--- DATA EXTRACT ---

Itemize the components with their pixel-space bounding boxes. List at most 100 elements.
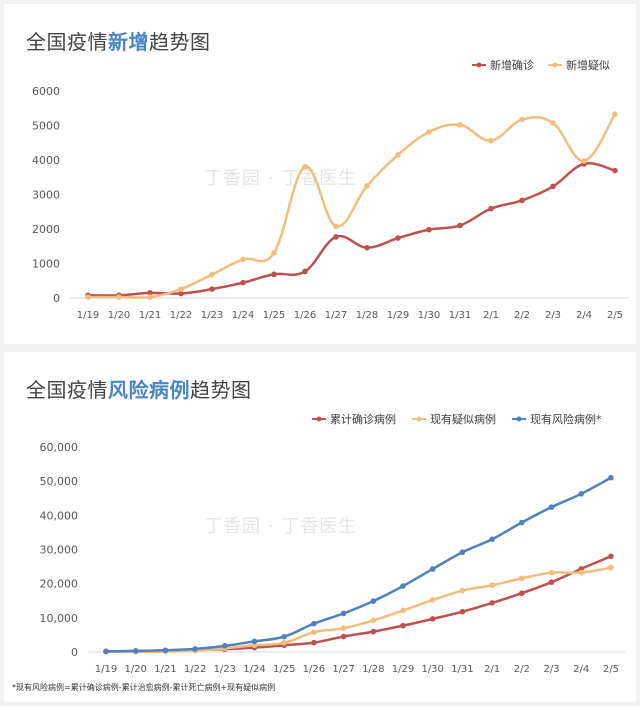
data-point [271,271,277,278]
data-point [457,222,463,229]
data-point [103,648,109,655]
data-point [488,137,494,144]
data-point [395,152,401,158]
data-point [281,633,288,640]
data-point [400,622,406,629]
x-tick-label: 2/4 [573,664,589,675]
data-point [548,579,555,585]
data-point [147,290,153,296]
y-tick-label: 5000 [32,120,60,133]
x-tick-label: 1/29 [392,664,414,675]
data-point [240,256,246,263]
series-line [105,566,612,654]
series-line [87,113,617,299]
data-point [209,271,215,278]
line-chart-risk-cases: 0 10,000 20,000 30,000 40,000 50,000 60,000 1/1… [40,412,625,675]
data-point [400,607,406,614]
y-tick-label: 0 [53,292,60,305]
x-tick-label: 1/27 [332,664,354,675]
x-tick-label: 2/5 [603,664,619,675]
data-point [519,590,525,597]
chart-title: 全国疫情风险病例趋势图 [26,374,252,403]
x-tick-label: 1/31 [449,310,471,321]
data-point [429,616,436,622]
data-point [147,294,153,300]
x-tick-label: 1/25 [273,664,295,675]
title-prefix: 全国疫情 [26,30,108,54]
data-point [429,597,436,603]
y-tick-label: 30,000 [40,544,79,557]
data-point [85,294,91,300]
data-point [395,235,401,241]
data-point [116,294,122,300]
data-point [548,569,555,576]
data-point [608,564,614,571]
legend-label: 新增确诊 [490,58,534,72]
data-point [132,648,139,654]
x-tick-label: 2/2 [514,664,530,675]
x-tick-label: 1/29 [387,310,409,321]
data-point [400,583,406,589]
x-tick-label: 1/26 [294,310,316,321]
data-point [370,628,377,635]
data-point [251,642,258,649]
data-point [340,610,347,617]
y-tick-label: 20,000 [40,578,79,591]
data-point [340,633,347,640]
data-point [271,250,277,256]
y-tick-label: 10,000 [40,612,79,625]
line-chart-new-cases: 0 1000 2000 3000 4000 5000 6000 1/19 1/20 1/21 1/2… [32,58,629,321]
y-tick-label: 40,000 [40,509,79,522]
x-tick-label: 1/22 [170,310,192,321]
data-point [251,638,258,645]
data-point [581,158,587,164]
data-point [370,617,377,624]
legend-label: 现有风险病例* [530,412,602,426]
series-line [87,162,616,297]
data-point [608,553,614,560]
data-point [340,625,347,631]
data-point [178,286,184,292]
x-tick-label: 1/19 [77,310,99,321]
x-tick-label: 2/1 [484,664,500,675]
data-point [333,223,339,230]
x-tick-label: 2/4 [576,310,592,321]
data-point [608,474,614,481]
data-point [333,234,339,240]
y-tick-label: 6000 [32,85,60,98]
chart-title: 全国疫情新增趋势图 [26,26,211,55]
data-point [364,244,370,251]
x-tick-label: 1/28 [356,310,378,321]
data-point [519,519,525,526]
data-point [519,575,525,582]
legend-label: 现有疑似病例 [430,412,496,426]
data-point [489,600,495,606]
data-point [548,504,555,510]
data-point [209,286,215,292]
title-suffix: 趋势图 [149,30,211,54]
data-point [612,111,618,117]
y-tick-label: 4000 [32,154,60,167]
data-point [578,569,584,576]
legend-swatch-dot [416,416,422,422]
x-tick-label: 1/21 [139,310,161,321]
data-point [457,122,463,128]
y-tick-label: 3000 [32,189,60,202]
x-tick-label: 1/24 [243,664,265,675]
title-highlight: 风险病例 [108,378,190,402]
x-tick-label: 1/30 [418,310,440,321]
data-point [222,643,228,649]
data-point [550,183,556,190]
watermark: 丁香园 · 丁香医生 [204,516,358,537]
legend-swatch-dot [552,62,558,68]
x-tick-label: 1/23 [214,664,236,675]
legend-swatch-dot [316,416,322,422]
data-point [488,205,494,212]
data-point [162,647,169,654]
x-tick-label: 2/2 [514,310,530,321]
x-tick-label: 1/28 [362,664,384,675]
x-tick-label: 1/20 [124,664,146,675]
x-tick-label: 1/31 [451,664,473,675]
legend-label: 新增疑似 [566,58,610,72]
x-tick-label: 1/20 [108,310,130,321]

---

Can you swap each "legend-label" in the lines above for "legend-text", change nothing else, and leave the pictures out?

**ANSWER FOR THIS EXERCISE:**
Itemize the components with their pixel-space bounding boxes. List at most 100 elements.
data-point [271,271,277,278]
data-point [457,222,463,229]
data-point [103,648,109,655]
data-point [488,137,494,144]
data-point [395,152,401,158]
data-point [281,633,288,640]
data-point [400,622,406,629]
x-tick-label: 2/4 [573,664,589,675]
data-point [548,579,555,585]
data-point [147,290,153,296]
y-tick-label: 5000 [32,120,60,133]
x-tick-label: 1/29 [392,664,414,675]
data-point [240,256,246,263]
series-line [105,566,612,654]
series-line [87,113,617,299]
data-point [209,271,215,278]
line-chart-risk-cases: 0 10,000 20,000 30,000 40,000 50,000 60,000 1/1… [40,412,625,675]
data-point [400,607,406,614]
y-tick-label: 0 [53,292,60,305]
x-tick-label: 1/27 [332,664,354,675]
x-tick-label: 2/5 [603,664,619,675]
data-point [519,590,525,597]
chart-title: 全国疫情风险病例趋势图 [26,374,252,403]
x-tick-label: 1/31 [449,310,471,321]
data-point [429,616,436,622]
data-point [147,294,153,300]
x-tick-label: 1/25 [273,664,295,675]
title-prefix: 全国疫情 [26,30,108,54]
data-point [429,597,436,603]
y-tick-label: 30,000 [40,544,79,557]
data-point [85,294,91,300]
data-point [395,235,401,241]
data-point [116,294,122,300]
data-point [548,569,555,576]
data-point [608,564,614,571]
legend-text: 新增确诊 [490,58,534,72]
data-point [132,648,139,654]
x-tick-label: 2/2 [514,664,530,675]
x-tick-label: 1/29 [387,310,409,321]
data-point [400,583,406,589]
x-tick-label: 1/26 [294,310,316,321]
data-point [370,628,377,635]
data-point [251,642,258,649]
data-point [340,610,347,617]
y-tick-label: 20,000 [40,578,79,591]
data-point [340,633,347,640]
data-point [271,250,277,256]
y-tick-label: 10,000 [40,612,79,625]
line-chart-new-cases: 0 1000 2000 3000 4000 5000 6000 1/19 1/20 1/21 1/2… [32,58,629,321]
y-tick-label: 40,000 [40,509,79,522]
x-tick-label: 1/22 [170,310,192,321]
data-point [251,638,258,645]
data-point [581,158,587,164]
data-point [370,617,377,624]
legend-text: 现有风险病例* [530,412,602,426]
series-line [87,162,616,297]
data-point [608,553,614,560]
data-point [340,625,347,631]
data-point [178,286,184,292]
x-tick-label: 1/19 [77,310,99,321]
x-tick-label: 2/1 [484,664,500,675]
data-point [333,223,339,230]
x-tick-label: 2/4 [576,310,592,321]
data-point [608,474,614,481]
data-point [333,234,339,240]
y-tick-label: 6000 [32,85,60,98]
chart-title: 全国疫情新增趋势图 [26,26,211,55]
data-point [364,244,370,251]
x-tick-label: 1/28 [356,310,378,321]
data-point [519,519,525,526]
data-point [519,575,525,582]
legend-text: 现有疑似病例 [430,412,496,426]
data-point [489,600,495,606]
data-point [548,504,555,510]
data-point [209,286,215,292]
title-suffix: 趋势图 [149,30,211,54]
data-point [612,111,618,117]
y-tick-label: 4000 [32,154,60,167]
data-point [578,569,584,576]
legend-swatch-dot [416,416,422,422]
x-tick-label: 1/21 [139,310,161,321]
data-point [457,122,463,128]
y-tick-label: 3000 [32,189,60,202]
x-tick-label: 1/24 [243,664,265,675]
title-highlight: 风险病例 [108,378,190,402]
x-tick-label: 1/30 [418,310,440,321]
data-point [222,643,228,649]
data-point [550,183,556,190]
watermark: 丁香园 · 丁香医生 [204,516,358,537]
legend-swatch-dot [552,62,558,68]
x-tick-label: 1/23 [214,664,236,675]
legend-swatch-dot [316,416,322,422]
data-point [488,205,494,212]
data-point [162,647,169,654]
x-tick-label: 2/2 [514,310,530,321]
x-tick-label: 1/28 [362,664,384,675]
x-tick-label: 1/20 [124,664,146,675]
x-tick-label: 1/31 [451,664,473,675]
legend-text: 新增疑似 [566,58,610,72]
x-tick-label: 1/20 [108,310,130,321]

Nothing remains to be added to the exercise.